_DOCUMENT SECTION_
● ● ● ● ● ● ●

Highlighted in blue is what may be a puzzling anomaly at first:
A 5 is very slightly better
than a 6 when paired with a 2, a 3 or a 4 (either suited or off-suit).
The explanation is that the greater tiebreaking power of a 6 compared to a 5
is more than compensated by the greater numbers of ways a lower card can combine with a 5
instead of a 6 to form a straight (or a straight flush) because a 6 is more distant from those
low cards than a 5 is.

In the parlance implied by the above table, the Queen-Seven off-suit hand is denoted "7Q".
This particular pair of hole cards is known either as the "computer hand"
or the "average hand" because, as shown in the table,
it entails a probability of winning a showdown of nearly 50% (49.9%)
in the case of a heads-up game (poker jargon for a two-player game).

The table shows that the worst hand is 23 (3-2 offsuit)
in a heads-up match. This remains true with 3 or 4 players.
The reputation of 27 (7-2 offsuit) for being "the worst hand in poker" is
based on what the situation becomes when there are 5 or more players at the table.
It's the basis for the (optional) seven-deuce rule
which rewards players for winning with 7-2 (suited or not).

Suited hands have total probability C(13,2) C(4,1) / C(52,2) = 4/17
The probability of having a pair is C(13,1) C(4,2) / C(52,2) = 1/17
Other off-suit hands have probability C(13,2) C(4,2) 2! / C(52,2) = 12/17

4 / 17 +
1 / 17 +
12 / 17 = 1

From the above, we can derive the probabilities of each specific type
of suited hand (there are 78 of them) pair (there are 13)
or off-suit hands. Either that or we can figure directly that there are
C(52,2) = 1326 different hands, where:

Every suited hand is in an equivalence class of 4 (one in each suit).

Every pair is in a class of C(4,2) = 6 (choose 2 suits among 4).

Every off-suit hand is in a class of 12 (different top & bottom suits).

Simplify by 2 to obtain the respective probabilities: 2/663, 3/663, 6/663.

The Big Checksum :

Mathematics is a harsh mistress, but a loving one.
At the end of the day, she often provides a way to confirm your
results or detect the mistakes of whoever ignores her powers...
For example, 11 years ago
I could measure how trustworthy
several published tables of coefficients of elasticity really were,
as they failed to verify a simple mathematical relation between them
( 9/E = 3/G + 1/K ) at their claimed level of accuracy.

Instead of producing a precise version of the above poker table from scratch,
I decided to just validate the hard results of others
(discarding "simulations"
obtained by playing out a few million random hands,
which are only suitable for low-precision estimates).

A novelty calculator
(selling for less than $8, with a free deck of Queen "2000" cards)
gives as "winning odds" [sic] the expected value of every hand
(for 2 to 10 players). That's a single number equal to the probability
of a win plus half the probability of a tie.
The accuracy of the device is not documented
(who worked out the 1521 memorized results?)
but it gave correct results to the built-in precision
of 0.05% in all the cases I checked (limited to two players).

A few brave souls have published actual enumerations
(integers) obtained by splitting into wins, ties or losses the
C(50,5,2) = 2097572400 possible outcomes (per hand) of an heads-up showdown

There's a simple checksum which can be used to validate such sets of results,
since each time you win the opponent loses (obviously).

● ● ● ● ● ● ●

(Extracted data entries)

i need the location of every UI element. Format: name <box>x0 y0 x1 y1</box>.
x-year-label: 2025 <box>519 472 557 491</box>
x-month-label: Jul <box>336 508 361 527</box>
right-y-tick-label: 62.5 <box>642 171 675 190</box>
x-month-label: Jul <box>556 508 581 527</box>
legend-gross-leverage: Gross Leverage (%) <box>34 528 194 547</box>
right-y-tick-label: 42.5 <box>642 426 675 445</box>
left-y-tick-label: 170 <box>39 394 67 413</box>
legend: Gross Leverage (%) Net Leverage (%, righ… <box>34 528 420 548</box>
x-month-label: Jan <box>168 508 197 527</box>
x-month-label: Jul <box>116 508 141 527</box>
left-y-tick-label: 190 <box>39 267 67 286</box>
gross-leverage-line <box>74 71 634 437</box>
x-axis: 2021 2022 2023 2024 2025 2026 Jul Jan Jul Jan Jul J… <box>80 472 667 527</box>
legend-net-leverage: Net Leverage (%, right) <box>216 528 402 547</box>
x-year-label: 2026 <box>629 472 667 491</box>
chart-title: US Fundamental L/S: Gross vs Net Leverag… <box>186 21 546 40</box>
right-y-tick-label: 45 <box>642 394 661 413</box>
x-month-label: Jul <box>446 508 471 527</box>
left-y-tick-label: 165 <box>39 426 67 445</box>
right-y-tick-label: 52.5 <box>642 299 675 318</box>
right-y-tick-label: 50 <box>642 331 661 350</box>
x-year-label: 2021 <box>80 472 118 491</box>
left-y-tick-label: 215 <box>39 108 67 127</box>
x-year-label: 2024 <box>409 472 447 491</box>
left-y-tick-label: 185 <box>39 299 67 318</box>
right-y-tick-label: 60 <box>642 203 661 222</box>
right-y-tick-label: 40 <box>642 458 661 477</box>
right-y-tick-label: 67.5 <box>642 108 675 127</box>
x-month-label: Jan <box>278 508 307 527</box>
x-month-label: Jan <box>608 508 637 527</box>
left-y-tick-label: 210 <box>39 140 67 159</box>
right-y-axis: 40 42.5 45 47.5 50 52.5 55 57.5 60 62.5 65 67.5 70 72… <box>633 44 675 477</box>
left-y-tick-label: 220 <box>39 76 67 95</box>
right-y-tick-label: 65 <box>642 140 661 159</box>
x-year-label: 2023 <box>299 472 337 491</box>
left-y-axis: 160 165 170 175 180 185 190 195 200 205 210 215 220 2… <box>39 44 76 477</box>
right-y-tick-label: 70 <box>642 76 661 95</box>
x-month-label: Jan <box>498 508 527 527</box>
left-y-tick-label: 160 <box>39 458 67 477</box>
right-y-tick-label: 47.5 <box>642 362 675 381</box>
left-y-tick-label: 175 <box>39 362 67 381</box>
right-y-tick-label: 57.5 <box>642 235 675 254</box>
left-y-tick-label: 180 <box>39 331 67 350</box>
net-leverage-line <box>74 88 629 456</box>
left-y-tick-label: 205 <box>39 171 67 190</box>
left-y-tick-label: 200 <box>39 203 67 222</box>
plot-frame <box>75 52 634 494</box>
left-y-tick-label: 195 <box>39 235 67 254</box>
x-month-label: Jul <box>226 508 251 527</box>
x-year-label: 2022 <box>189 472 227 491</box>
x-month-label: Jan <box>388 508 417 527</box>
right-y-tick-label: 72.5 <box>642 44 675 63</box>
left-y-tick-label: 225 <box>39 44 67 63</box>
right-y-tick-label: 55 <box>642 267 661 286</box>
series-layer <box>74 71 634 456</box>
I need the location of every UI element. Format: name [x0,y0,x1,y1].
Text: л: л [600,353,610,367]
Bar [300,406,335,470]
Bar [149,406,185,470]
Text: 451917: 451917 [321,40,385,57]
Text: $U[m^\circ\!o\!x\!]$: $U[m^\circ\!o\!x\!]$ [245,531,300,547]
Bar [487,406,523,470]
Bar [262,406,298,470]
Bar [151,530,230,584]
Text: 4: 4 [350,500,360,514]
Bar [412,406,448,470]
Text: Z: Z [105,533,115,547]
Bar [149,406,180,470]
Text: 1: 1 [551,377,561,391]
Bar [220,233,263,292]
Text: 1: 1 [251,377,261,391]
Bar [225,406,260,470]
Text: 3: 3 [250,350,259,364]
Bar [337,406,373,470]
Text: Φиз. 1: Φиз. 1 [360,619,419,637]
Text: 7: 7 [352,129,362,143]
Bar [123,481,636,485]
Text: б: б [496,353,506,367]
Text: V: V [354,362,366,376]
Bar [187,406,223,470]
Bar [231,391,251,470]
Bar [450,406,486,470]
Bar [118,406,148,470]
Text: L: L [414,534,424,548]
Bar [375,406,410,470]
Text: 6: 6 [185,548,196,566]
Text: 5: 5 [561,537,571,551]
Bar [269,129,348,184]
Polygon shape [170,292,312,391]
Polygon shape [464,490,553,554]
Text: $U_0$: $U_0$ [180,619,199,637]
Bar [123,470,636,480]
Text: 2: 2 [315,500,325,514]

● ● ● ● ● ● ●

_WORK TO DO_
- 1) In the poker text, switch "pair" to "pocket pair" throughout the stretch from "Suited hands have" through "(there are 13)", and give that stretch again.
- 2) Answer these questions from the poker text:
(a) What probability of winning a heads-up showdown does the Queen-Seven off-suit hand have?
(b) How many different two-card hands are there in total?
(c) What built-in precision does the novelty calculator have?
The listing is not needed here.

_ANSWERS GIVEN_
- 1)
Suited hands have total probability C(13,2) C(4,1) / C(52,2) = 4/17
The probability of having a pocket pair is C(13,1) C(4,2) / C(52,2) = 1/17
Other off-suit hands have probability C(13,2) C(4,2) 2! / C(52,2) = 12/17

4 / 17 +
1 / 17 +
12 / 17 = 1

From the above, we can derive the probabilities of each specific type
of suited hand (there are 78 of them) pocket pair (there are 13)

- 2)
(a) 49.9%
(b) 1326
(c) 0.05%